(What to work on)
Using the records that follow, copy every line containing the word "Green".
○ ○ ○
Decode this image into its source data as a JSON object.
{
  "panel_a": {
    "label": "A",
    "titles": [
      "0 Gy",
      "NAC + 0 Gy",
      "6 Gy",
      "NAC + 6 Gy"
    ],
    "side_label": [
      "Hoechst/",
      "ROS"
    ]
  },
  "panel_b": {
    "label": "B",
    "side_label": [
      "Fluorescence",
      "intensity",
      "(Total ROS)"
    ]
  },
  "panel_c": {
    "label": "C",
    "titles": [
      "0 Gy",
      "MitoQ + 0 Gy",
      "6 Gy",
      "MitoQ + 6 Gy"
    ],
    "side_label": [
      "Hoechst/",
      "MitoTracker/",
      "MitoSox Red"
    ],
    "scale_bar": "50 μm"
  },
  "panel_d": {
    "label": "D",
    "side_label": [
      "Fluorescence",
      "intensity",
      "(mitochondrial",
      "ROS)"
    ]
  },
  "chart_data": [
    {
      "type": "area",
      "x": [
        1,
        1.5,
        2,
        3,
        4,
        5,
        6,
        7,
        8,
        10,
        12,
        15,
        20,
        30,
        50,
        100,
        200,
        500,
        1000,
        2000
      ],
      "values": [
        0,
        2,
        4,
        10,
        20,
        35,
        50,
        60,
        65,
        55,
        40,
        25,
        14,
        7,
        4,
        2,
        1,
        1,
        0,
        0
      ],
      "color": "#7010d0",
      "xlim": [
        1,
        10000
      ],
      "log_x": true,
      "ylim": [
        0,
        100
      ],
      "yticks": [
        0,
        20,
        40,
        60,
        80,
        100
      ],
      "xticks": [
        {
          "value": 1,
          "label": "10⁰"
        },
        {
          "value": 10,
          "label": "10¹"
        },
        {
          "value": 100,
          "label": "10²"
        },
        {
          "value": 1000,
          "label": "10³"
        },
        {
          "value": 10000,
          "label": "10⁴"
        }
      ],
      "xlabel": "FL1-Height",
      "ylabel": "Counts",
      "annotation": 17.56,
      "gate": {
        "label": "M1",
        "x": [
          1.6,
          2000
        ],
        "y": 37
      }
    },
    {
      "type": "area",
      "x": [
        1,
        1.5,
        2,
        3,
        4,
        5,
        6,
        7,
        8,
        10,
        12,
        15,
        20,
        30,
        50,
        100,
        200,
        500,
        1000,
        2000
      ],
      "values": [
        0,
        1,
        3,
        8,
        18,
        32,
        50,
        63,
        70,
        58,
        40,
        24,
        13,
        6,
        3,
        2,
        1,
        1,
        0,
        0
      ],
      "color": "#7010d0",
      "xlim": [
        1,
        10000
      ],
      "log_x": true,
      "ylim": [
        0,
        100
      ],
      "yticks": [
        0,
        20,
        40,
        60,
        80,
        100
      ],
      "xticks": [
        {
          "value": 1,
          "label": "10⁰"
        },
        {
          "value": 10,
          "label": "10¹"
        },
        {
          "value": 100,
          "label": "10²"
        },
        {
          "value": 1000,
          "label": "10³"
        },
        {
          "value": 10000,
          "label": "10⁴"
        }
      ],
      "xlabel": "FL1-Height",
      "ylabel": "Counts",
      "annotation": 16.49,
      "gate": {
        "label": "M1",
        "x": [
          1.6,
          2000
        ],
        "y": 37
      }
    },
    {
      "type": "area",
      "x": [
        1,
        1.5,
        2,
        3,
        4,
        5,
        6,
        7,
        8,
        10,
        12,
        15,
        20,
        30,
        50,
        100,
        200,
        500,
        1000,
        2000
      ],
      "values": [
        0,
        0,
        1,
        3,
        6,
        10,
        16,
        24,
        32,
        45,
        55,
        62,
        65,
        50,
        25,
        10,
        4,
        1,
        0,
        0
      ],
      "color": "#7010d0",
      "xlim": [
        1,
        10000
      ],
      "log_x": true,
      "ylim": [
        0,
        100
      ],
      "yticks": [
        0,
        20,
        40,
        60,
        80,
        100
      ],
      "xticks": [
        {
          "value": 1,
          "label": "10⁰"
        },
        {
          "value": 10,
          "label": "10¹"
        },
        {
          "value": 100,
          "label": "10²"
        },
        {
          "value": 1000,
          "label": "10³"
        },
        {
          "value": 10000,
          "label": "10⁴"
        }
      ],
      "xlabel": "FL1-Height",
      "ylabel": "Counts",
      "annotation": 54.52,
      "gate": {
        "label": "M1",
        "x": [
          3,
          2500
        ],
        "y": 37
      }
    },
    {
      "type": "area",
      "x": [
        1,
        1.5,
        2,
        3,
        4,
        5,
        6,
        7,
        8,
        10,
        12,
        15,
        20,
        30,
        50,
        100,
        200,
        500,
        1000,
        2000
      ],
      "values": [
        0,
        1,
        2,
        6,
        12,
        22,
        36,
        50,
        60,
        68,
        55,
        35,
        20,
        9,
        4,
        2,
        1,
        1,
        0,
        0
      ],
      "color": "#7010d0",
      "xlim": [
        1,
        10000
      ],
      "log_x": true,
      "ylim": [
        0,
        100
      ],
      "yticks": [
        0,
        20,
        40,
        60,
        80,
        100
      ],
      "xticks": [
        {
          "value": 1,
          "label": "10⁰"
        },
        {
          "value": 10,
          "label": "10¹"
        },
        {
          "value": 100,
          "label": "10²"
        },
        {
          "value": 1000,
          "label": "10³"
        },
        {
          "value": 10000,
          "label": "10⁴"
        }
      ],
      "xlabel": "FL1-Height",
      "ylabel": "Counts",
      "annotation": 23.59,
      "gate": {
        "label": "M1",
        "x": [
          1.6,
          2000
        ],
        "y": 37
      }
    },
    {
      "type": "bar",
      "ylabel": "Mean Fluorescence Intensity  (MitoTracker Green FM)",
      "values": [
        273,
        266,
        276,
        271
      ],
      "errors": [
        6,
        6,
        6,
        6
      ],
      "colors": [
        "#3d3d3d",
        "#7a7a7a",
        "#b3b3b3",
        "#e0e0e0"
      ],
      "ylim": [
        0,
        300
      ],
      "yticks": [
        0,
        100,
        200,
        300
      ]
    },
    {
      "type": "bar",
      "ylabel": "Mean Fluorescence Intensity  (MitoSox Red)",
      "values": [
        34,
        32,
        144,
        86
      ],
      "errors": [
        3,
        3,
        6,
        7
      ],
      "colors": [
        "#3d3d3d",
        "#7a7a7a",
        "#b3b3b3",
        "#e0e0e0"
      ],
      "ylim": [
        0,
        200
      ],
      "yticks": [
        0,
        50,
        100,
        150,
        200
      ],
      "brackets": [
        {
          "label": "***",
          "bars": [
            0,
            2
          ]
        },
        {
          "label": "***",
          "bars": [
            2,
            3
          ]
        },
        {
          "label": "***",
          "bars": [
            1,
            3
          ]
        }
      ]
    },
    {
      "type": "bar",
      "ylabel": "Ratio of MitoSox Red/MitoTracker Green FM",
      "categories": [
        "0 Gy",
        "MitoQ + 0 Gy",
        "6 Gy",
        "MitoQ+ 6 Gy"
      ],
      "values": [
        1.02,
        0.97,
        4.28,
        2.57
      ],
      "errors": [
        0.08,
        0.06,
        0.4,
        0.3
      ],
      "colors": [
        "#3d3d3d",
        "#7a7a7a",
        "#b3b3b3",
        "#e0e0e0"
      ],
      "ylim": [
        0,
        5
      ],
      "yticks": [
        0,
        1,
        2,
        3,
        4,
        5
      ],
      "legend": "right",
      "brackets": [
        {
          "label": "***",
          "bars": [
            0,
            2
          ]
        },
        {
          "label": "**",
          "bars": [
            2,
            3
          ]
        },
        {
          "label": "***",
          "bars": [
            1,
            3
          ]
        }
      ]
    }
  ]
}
○ ○ ○
(Solution to the exercise)
      "ylabel": "Mean Fluorescence Intensity  (MitoTracker Green FM)",
      "ylabel": "Ratio of MitoSox Red/MitoTracker Green FM",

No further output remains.